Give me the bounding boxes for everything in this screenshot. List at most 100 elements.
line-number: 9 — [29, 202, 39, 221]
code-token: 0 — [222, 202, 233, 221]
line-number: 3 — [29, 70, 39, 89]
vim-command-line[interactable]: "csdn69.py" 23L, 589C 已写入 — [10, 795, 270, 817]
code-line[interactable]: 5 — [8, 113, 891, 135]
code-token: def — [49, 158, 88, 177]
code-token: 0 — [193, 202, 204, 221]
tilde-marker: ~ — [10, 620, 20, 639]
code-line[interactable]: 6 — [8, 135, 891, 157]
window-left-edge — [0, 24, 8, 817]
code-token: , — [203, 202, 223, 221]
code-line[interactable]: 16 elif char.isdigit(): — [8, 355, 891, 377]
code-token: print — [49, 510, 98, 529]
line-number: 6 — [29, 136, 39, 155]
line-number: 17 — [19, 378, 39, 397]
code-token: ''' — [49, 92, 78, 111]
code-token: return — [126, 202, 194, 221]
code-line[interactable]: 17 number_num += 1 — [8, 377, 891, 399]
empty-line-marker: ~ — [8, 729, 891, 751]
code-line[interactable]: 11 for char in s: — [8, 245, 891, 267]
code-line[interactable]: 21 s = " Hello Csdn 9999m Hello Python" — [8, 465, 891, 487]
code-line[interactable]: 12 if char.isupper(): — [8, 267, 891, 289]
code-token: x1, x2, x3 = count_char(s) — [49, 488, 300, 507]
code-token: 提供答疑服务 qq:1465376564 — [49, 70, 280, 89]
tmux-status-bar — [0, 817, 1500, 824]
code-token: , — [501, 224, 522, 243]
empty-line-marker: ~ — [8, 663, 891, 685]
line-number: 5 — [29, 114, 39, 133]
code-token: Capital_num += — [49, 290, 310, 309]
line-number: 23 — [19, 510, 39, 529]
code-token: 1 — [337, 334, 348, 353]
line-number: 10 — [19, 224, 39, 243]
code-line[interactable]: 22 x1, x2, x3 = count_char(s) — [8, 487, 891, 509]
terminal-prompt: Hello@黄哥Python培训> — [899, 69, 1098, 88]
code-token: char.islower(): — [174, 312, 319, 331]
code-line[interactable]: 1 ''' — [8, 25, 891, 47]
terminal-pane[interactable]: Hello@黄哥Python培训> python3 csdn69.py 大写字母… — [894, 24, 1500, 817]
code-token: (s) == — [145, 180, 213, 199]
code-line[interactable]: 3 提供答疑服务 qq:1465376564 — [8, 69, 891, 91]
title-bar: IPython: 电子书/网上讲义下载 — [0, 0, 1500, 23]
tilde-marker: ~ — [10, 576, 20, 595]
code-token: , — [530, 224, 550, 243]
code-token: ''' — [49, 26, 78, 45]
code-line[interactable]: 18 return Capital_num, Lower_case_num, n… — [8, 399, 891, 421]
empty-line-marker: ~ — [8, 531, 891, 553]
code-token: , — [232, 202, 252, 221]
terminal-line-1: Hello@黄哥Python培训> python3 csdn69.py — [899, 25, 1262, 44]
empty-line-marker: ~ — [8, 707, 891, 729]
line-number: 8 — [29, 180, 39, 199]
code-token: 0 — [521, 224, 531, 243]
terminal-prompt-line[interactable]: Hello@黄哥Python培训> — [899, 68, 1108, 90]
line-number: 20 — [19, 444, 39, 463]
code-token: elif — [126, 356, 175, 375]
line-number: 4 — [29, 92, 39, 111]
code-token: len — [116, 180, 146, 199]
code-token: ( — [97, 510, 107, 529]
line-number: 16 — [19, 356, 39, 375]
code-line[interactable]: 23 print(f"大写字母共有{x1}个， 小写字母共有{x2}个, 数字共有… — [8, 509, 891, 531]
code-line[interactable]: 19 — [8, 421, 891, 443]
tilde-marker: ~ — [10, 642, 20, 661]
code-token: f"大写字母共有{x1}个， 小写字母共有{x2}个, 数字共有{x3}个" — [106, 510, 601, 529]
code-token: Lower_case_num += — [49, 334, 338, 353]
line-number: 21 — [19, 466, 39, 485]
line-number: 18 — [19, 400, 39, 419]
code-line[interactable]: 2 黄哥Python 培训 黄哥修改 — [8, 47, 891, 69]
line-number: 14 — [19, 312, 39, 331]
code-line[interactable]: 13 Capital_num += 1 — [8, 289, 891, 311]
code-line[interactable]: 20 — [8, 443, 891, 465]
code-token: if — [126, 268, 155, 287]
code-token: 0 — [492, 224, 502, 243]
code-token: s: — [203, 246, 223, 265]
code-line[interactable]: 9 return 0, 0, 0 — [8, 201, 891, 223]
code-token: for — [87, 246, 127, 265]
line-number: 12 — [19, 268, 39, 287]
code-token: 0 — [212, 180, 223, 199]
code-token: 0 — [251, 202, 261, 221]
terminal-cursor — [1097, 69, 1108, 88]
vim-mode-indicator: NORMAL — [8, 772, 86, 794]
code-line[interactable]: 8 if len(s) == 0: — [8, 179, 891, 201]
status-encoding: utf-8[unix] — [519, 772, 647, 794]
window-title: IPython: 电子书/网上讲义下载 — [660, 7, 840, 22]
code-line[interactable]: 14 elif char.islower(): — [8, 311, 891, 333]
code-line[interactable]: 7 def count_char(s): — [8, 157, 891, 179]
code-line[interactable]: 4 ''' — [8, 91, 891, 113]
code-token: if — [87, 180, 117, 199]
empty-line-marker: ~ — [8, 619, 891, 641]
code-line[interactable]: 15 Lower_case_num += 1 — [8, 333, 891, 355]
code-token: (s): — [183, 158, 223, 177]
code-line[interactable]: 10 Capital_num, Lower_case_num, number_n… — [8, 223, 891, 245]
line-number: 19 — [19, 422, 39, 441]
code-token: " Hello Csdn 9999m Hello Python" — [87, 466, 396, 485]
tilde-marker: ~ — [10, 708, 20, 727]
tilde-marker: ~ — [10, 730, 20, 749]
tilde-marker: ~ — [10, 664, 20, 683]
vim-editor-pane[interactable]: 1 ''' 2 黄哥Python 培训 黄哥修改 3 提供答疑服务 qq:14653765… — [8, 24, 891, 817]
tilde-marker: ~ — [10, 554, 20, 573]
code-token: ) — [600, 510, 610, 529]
--- --- ---
YOUR TASK:
Quote the data verbatim from its first line through the line containing "code-token: 0 — [193, 202, 204, 221]", including both ends.

FULL RESPONSE:
Give me the bounding boxes for everything in this screenshot. List at most 100 elements.
line-number: 9 — [29, 202, 39, 221]
code-token: 0 — [222, 202, 233, 221]
line-number: 3 — [29, 70, 39, 89]
vim-command-line[interactable]: "csdn69.py" 23L, 589C 已写入 — [10, 795, 270, 817]
code-line[interactable]: 5 — [8, 113, 891, 135]
code-token: def — [49, 158, 88, 177]
code-token: 0 — [193, 202, 204, 221]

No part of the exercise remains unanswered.